# Extracted data entries

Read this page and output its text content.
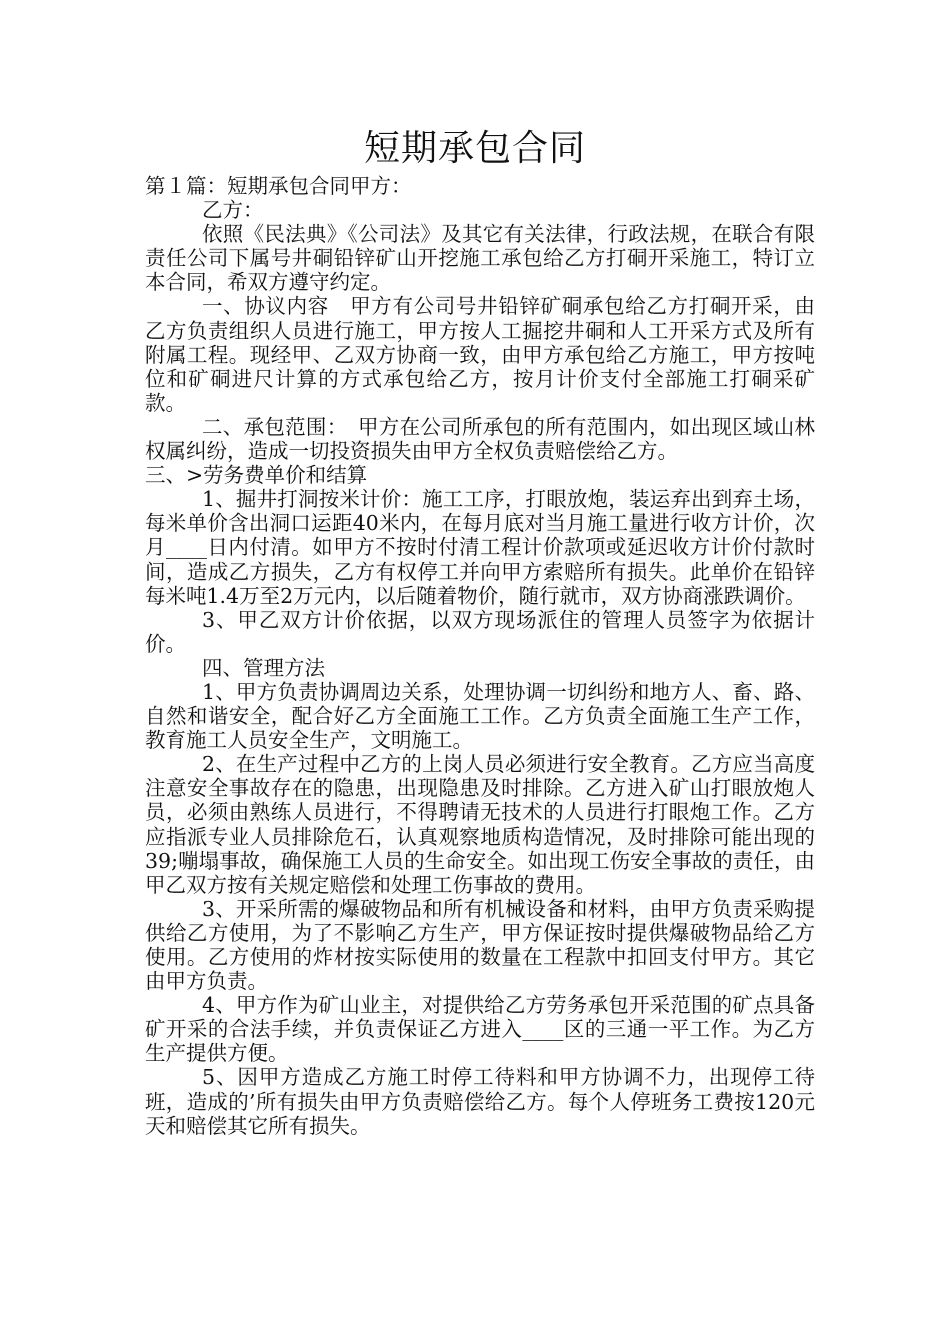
短期承包合同

第１篇：短期承包合同甲方：

乙方：

依照《民法典》《公司法》及其它有关法律，行政法规，在联合有限责任公司下属号井硐铅锌矿山开挖施工承包给乙方打硐开采施工，特订立本合同，希双方遵守约定。

一、协议内容　甲方有公司号井铅锌矿硐承包给乙方打硐开采，由乙方负责组织人员进行施工，甲方按人工掘挖井硐和人工开采方式及所有附属工程。现经甲、乙双方协商一致，由甲方承包给乙方施工，甲方按吨位和矿硐进尺计算的方式承包给乙方，按月计价支付全部施工打硐采矿款。

二、承包范围：　甲方在公司所承包的所有范围内，如出现区域山林权属纠纷，造成一切投资损失由甲方全权负责赔偿给乙方。

三、>劳务费单价和结算

1、掘井打洞按米计价：施工工序，打眼放炮，装运弃出到弃土场，每米单价含出洞口运距40米内，在每月底对当月施工量进行收方计价，次月____日内付清。如甲方不按时付清工程计价款项或延迟收方计价付款时间，造成乙方损失，乙方有权停工并向甲方索赔所有损失。此单价在铅锌每米吨1.4万至2万元内，以后随着物价，随行就市，双方协商涨跌调价。

3、甲乙双方计价依据，以双方现场派住的管理人员签字为依据计价。

四、管理方法

1、甲方负责协调周边关系，处理协调一切纠纷和地方人、畜、路、自然和谐安全，配合好乙方全面施工工作。乙方负责全面施工生产工作，教育施工人员安全生产，文明施工。

2、在生产过程中乙方的上岗人员必须进行安全教育。乙方应当高度注意安全事故存在的隐患，出现隐患及时排除。乙方进入矿山打眼放炮人员，必须由熟练人员进行，不得聘请无技术的人员进行打眼炮工作。乙方应指派专业人员排除危石，认真观察地质构造情况，及时排除可能出现的39;嘣塌事故，确保施工人员的生命安全。如出现工伤安全事故的责任，由甲乙双方按有关规定赔偿和处理工伤事故的费用。

3、开采所需的爆破物品和所有机械设备和材料，由甲方负责采购提供给乙方使用，为了不影响乙方生产，甲方保证按时提供爆破物品给乙方使用。乙方使用的炸材按实际使用的数量在工程款中扣回支付甲方。其它由甲方负责。

4、甲方作为矿山业主，对提供给乙方劳务承包开采范围的矿点具备矿开采的合法手续，并负责保证乙方进入____区的三通一平工作。为乙方生产提供方便。

5、因甲方造成乙方施工时停工待料和甲方协调不力，出现停工待班，造成的’所有损失由甲方负责赔偿给乙方。每个人停班务工费按120元天和赔偿其它所有损失。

# TASK GOAL
Quote all the lines above exactly as given. Do not include the pictures.

# WORKED SOLUTION
Read this page and output its text content.
短期承包合同

第１篇：短期承包合同甲方：

乙方：

依照《民法典》《公司法》及其它有关法律，行政法规，在联合有限责任公司下属号井硐铅锌矿山开挖施工承包给乙方打硐开采施工，特订立本合同，希双方遵守约定。

一、协议内容　甲方有公司号井铅锌矿硐承包给乙方打硐开采，由乙方负责组织人员进行施工，甲方按人工掘挖井硐和人工开采方式及所有附属工程。现经甲、乙双方协商一致，由甲方承包给乙方施工，甲方按吨位和矿硐进尺计算的方式承包给乙方，按月计价支付全部施工打硐采矿款。

二、承包范围：　甲方在公司所承包的所有范围内，如出现区域山林权属纠纷，造成一切投资损失由甲方全权负责赔偿给乙方。

三、>劳务费单价和结算

1、掘井打洞按米计价：施工工序，打眼放炮，装运弃出到弃土场，每米单价含出洞口运距40米内，在每月底对当月施工量进行收方计价，次月____日内付清。如甲方不按时付清工程计价款项或延迟收方计价付款时间，造成乙方损失，乙方有权停工并向甲方索赔所有损失。此单价在铅锌每米吨1.4万至2万元内，以后随着物价，随行就市，双方协商涨跌调价。

3、甲乙双方计价依据，以双方现场派住的管理人员签字为依据计价。

四、管理方法

1、甲方负责协调周边关系，处理协调一切纠纷和地方人、畜、路、自然和谐安全，配合好乙方全面施工工作。乙方负责全面施工生产工作，教育施工人员安全生产，文明施工。

2、在生产过程中乙方的上岗人员必须进行安全教育。乙方应当高度注意安全事故存在的隐患，出现隐患及时排除。乙方进入矿山打眼放炮人员，必须由熟练人员进行，不得聘请无技术的人员进行打眼炮工作。乙方应指派专业人员排除危石，认真观察地质构造情况，及时排除可能出现的39;嘣塌事故，确保施工人员的生命安全。如出现工伤安全事故的责任，由甲乙双方按有关规定赔偿和处理工伤事故的费用。

3、开采所需的爆破物品和所有机械设备和材料，由甲方负责采购提供给乙方使用，为了不影响乙方生产，甲方保证按时提供爆破物品给乙方使用。乙方使用的炸材按实际使用的数量在工程款中扣回支付甲方。其它由甲方负责。

4、甲方作为矿山业主，对提供给乙方劳务承包开采范围的矿点具备矿开采的合法手续，并负责保证乙方进入____区的三通一平工作。为乙方生产提供方便。

5、因甲方造成乙方施工时停工待料和甲方协调不力，出现停工待班，造成的’所有损失由甲方负责赔偿给乙方。每个人停班务工费按120元天和赔偿其它所有损失。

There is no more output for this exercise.